• Required task:
Below is a listing; write it out exactly and drop any images from it.

• Records supplied:

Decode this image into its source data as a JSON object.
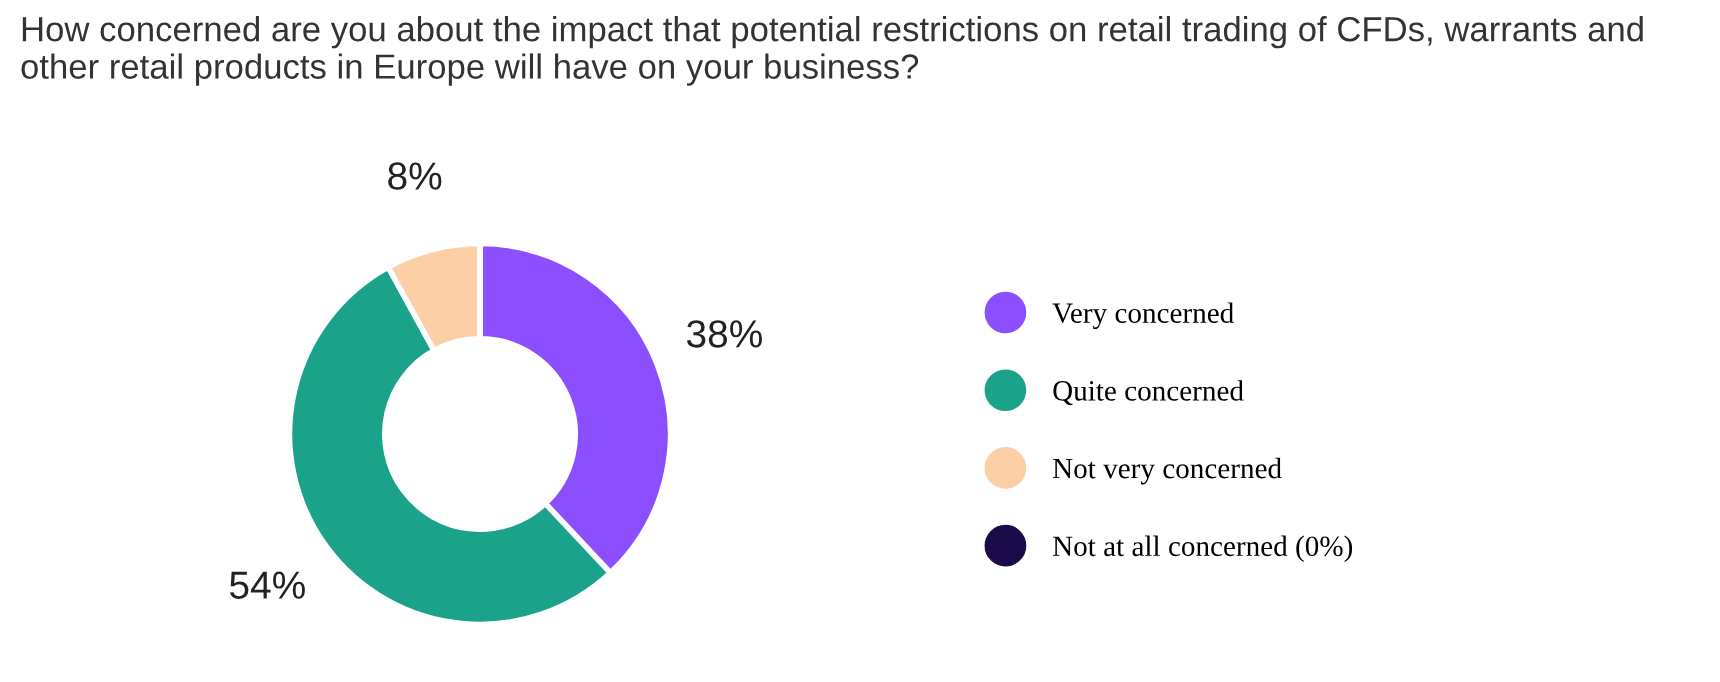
{
  "chart_data": {
    "type": "donut",
    "title": "How concerned are you about the impact that potential restrictions on retail trading of CFDs, warrants and other retail products in Europe will have on your business?",
    "categories": [
      "Very concerned",
      "Quite concerned",
      "Not very concerned",
      "Not at all concerned (0%)"
    ],
    "values": [
      38,
      54,
      8,
      0
    ],
    "colors": [
      "#8c4fff",
      "#1aa38a",
      "#fdcfa6",
      "#1c0b4b"
    ],
    "value_labels": [
      "38%",
      "54%",
      "8%",
      null
    ],
    "legend": "right"
  }
}
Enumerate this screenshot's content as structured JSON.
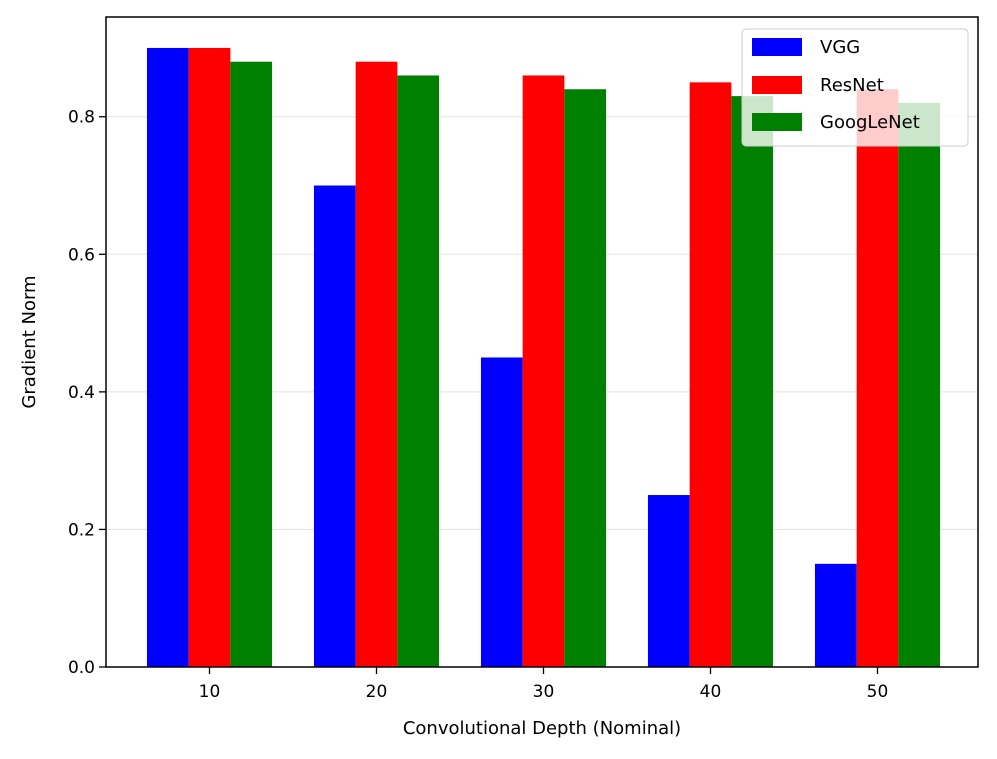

• Solution:
Decode this image into its source data as a JSON object.
{
  "chart_data": {
    "type": "donut",
    "title": "How concerned are you about the impact that potential restrictions on retail trading of CFDs, warrants and other retail products in Europe will have on your business?",
    "categories": [
      "Very concerned",
      "Quite concerned",
      "Not very concerned",
      "Not at all concerned (0%)"
    ],
    "values": [
      38,
      54,
      8,
      0
    ],
    "colors": [
      "#8c4fff",
      "#1aa38a",
      "#fdcfa6",
      "#1c0b4b"
    ],
    "value_labels": [
      "38%",
      "54%",
      "8%",
      null
    ],
    "legend": "right"
  }
}
Enumerate this screenshot's content as structured JSON.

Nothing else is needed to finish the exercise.